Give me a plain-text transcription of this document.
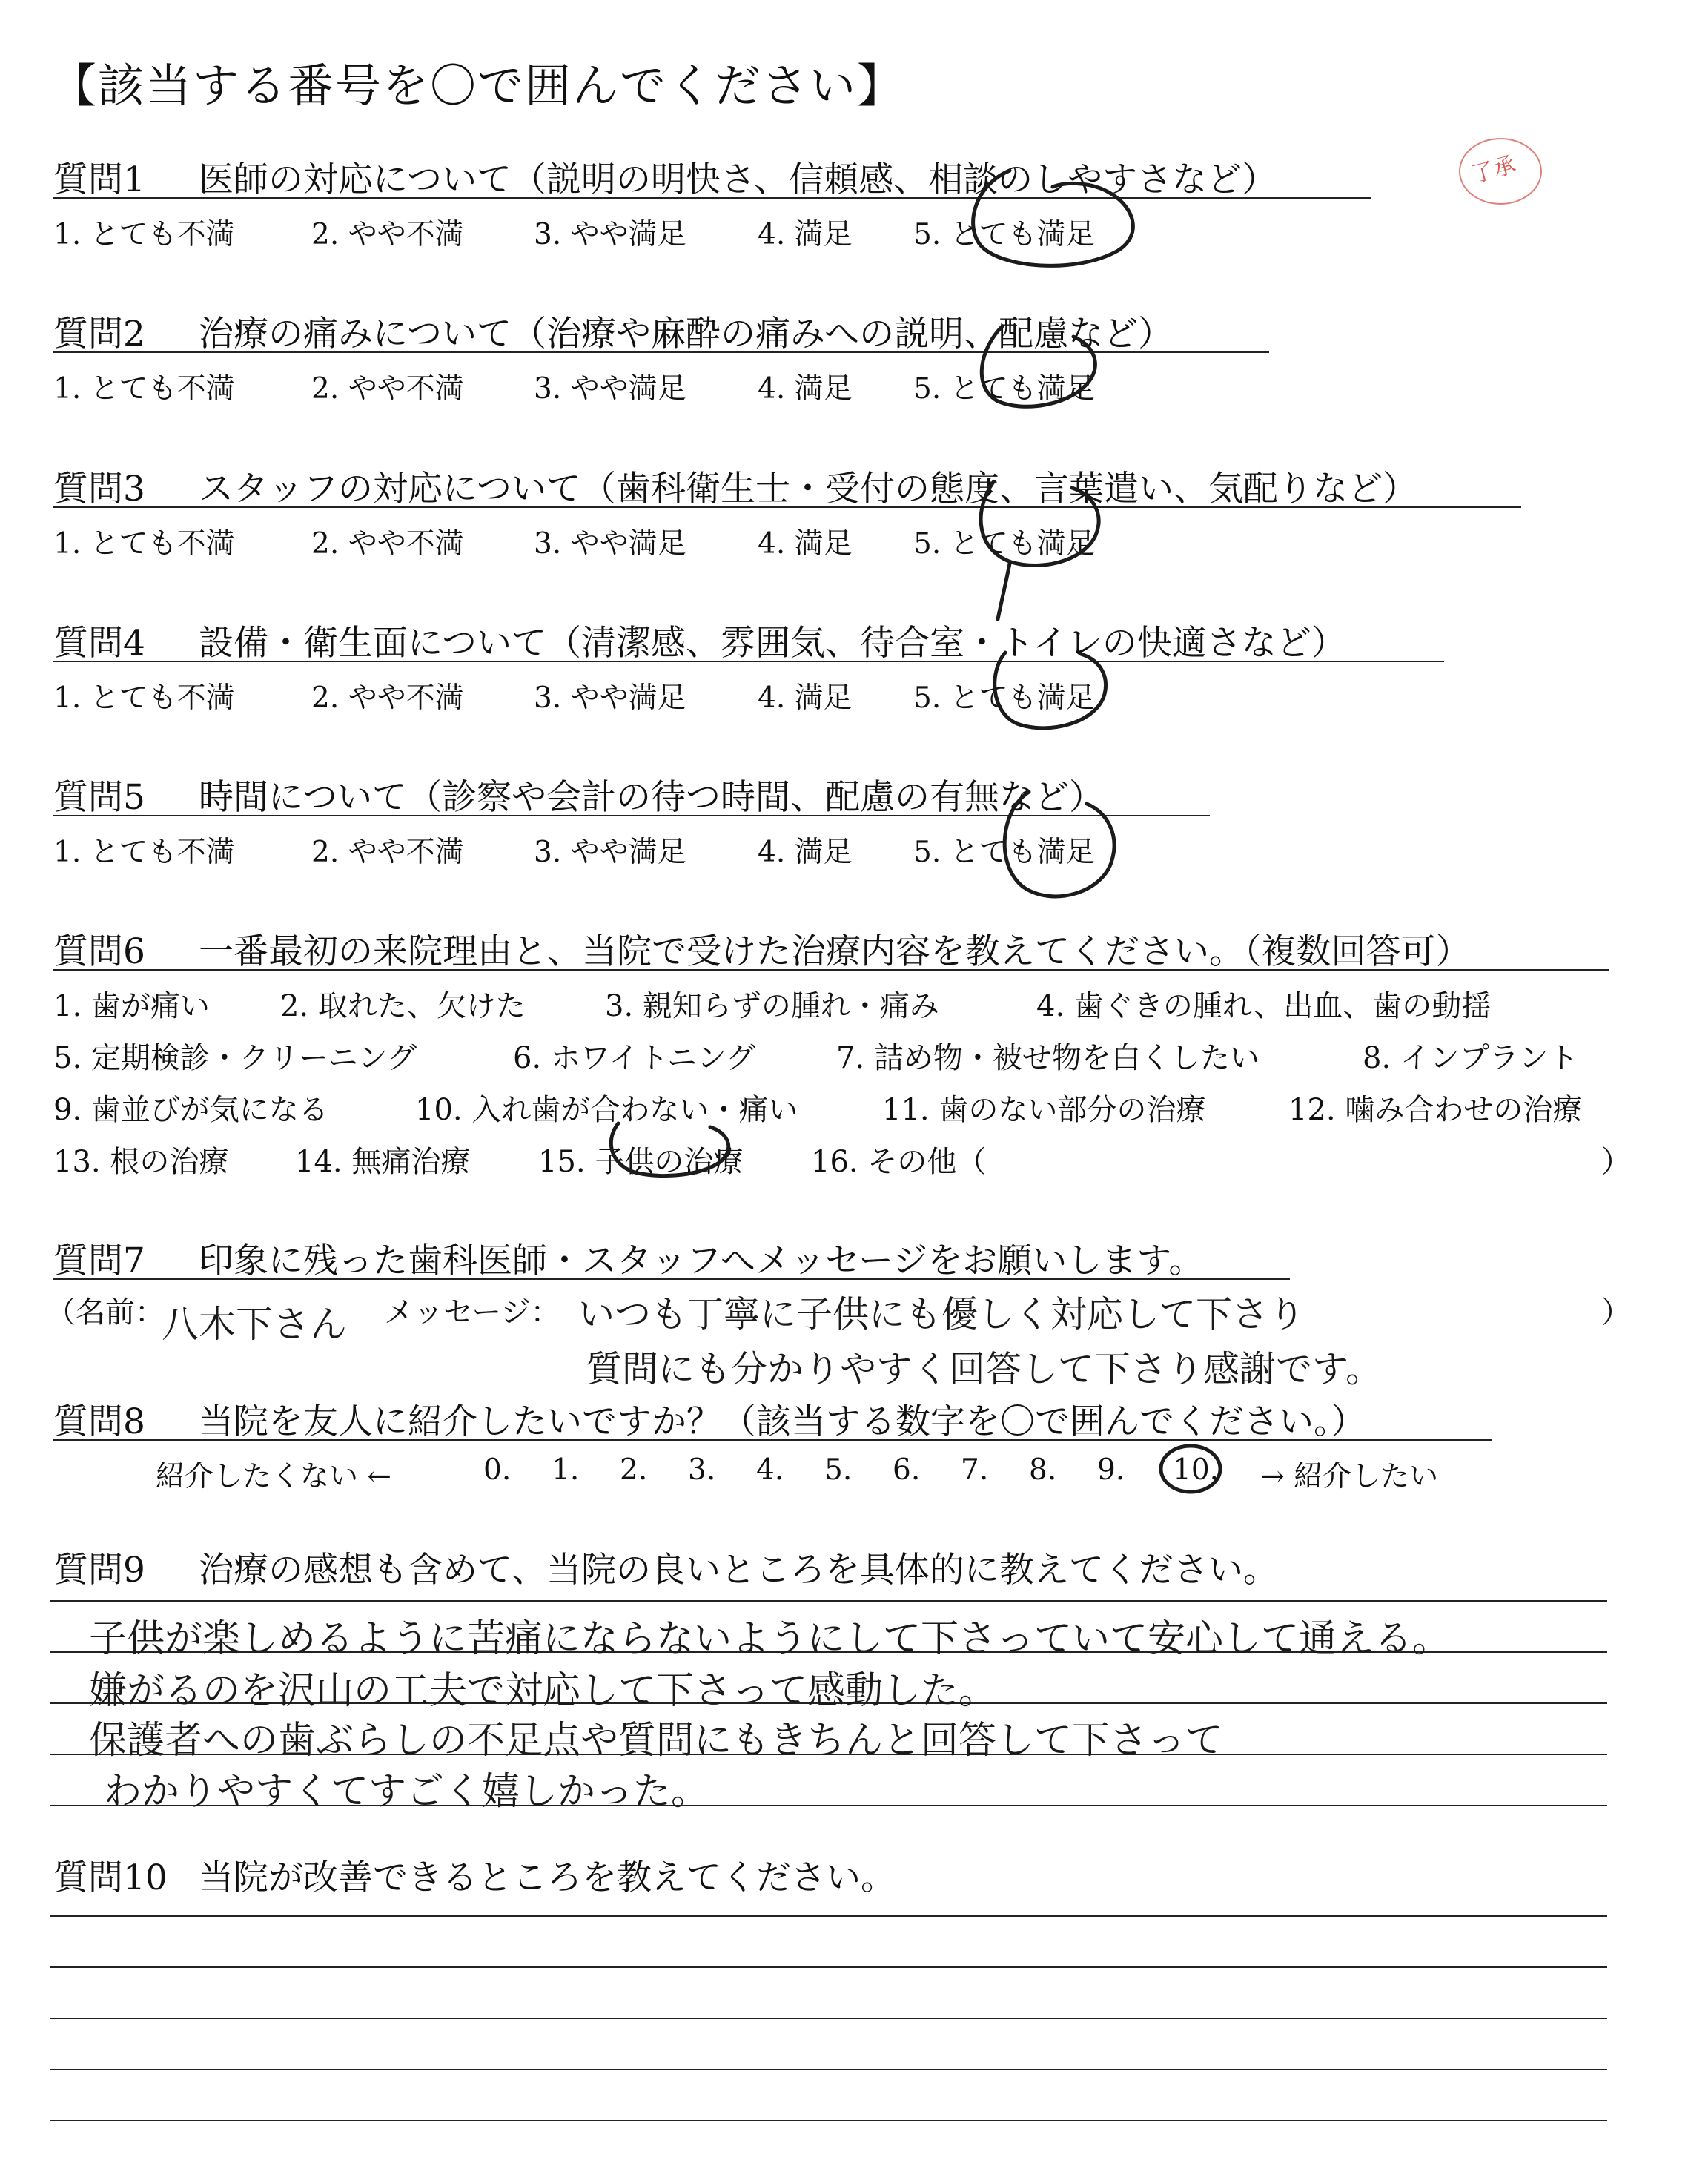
【該当する番号を〇で囲んでください】
了承
質問1 医師の対応について（説明の明快さ、信頼感、相談のしやすさなど）
1. とても不満	2. やや不満 3. やや満足 4. 満足 5. とても満足
質問2 治療の痛みについて（治療や麻酔の痛みへの説明、配慮など）
1. とても不満	2. やや不満 3. やや満足 4. 満足 5. とても満足
質問3 スタッフの対応について（歯科衛生士・受付の態度、言葉遣い、気配りなど）
1. とても不満	2. やや不満 3. やや満足 4. 満足 5. とても満足
質問4 設備・衛生面について（清潔感、雰囲気、待合室・トイレの快適さなど）
1. とても不満	2. やや不満 3. やや満足 4. 満足 5. とても満足
質問5 時間について（診察や会計の待つ時間、配慮の有無など）
1. とても不満	2. やや不満 3. やや満足 4. 満足 5. とても満足
質問6 一番最初の来院理由と、当院で受けた治療内容を教えてください。（複数回答可）
1. 歯が痛い 2. 取れた、欠けた	3. 親知らずの腫れ・痛み	4. 歯ぐきの腫れ、出血、歯の動揺
5. 定期検診・クリーニング	6. ホワイトニング	7. 詰め物・被せ物を白くしたい	8. インプラント
9. 歯並びが気になる	10. 入れ歯が合わない・痛い	11. 歯のない部分の治療	12. 噛み合わせの治療
13. 根の治療 14. 無痛治療 15. 子供の治療 16. その他（	）
質問7 印象に残った歯科医師・スタッフへメッセージをお願いします。
（名前：
八木下さん メッセージ： いつも丁寧に子供にも優しく対応して下さり
質問にも分かりやすく回答して下さり感謝です。
）
質問8 当院を友人に紹介したいですか？（該当する数字を〇で囲んでください。）
紹介したくない ←	0. 1. 2. 3. 4. 5. 6. 7. 8. 9. 10. → 紹介したい
質問9 治療の感想も含めて、当院の良いところを具体的に教えてください。
子供が楽しめるように苦痛にならないようにして下さっていて安心して通える。
嫌がるのを沢山の工夫で対応して下さって感動した。
保護者への歯ぶらしの不足点や質問にもきちんと回答して下さって
わかりやすくてすごく嬉しかった。
質問10 当院が改善できるところを教えてください。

- - - - -

**What is needed**
Your task is to retype all the entries exactly and leave out any pictures.

**Task response**
Give me a plain-text transcription of this document.
【該当する番号を〇で囲んでください】
了承
質問1 医師の対応について（説明の明快さ、信頼感、相談のしやすさなど）
1. とても不満	2. やや不満 3. やや満足 4. 満足 5. とても満足
質問2 治療の痛みについて（治療や麻酔の痛みへの説明、配慮など）
1. とても不満	2. やや不満 3. やや満足 4. 満足 5. とても満足
質問3 スタッフの対応について（歯科衛生士・受付の態度、言葉遣い、気配りなど）
1. とても不満	2. やや不満 3. やや満足 4. 満足 5. とても満足
質問4 設備・衛生面について（清潔感、雰囲気、待合室・トイレの快適さなど）
1. とても不満	2. やや不満 3. やや満足 4. 満足 5. とても満足
質問5 時間について（診察や会計の待つ時間、配慮の有無など）
1. とても不満	2. やや不満 3. やや満足 4. 満足 5. とても満足
質問6 一番最初の来院理由と、当院で受けた治療内容を教えてください。（複数回答可）
1. 歯が痛い 2. 取れた、欠けた	3. 親知らずの腫れ・痛み	4. 歯ぐきの腫れ、出血、歯の動揺
5. 定期検診・クリーニング	6. ホワイトニング	7. 詰め物・被せ物を白くしたい	8. インプラント
9. 歯並びが気になる	10. 入れ歯が合わない・痛い	11. 歯のない部分の治療	12. 噛み合わせの治療
13. 根の治療 14. 無痛治療 15. 子供の治療 16. その他（	）
質問7 印象に残った歯科医師・スタッフへメッセージをお願いします。
（名前：
八木下さん メッセージ： いつも丁寧に子供にも優しく対応して下さり
質問にも分かりやすく回答して下さり感謝です。
）
質問8 当院を友人に紹介したいですか？（該当する数字を〇で囲んでください。）
紹介したくない ←	0. 1. 2. 3. 4. 5. 6. 7. 8. 9. 10. → 紹介したい
質問9 治療の感想も含めて、当院の良いところを具体的に教えてください。
子供が楽しめるように苦痛にならないようにして下さっていて安心して通える。
嫌がるのを沢山の工夫で対応して下さって感動した。
保護者への歯ぶらしの不足点や質問にもきちんと回答して下さって
わかりやすくてすごく嬉しかった。
質問10 当院が改善できるところを教えてください。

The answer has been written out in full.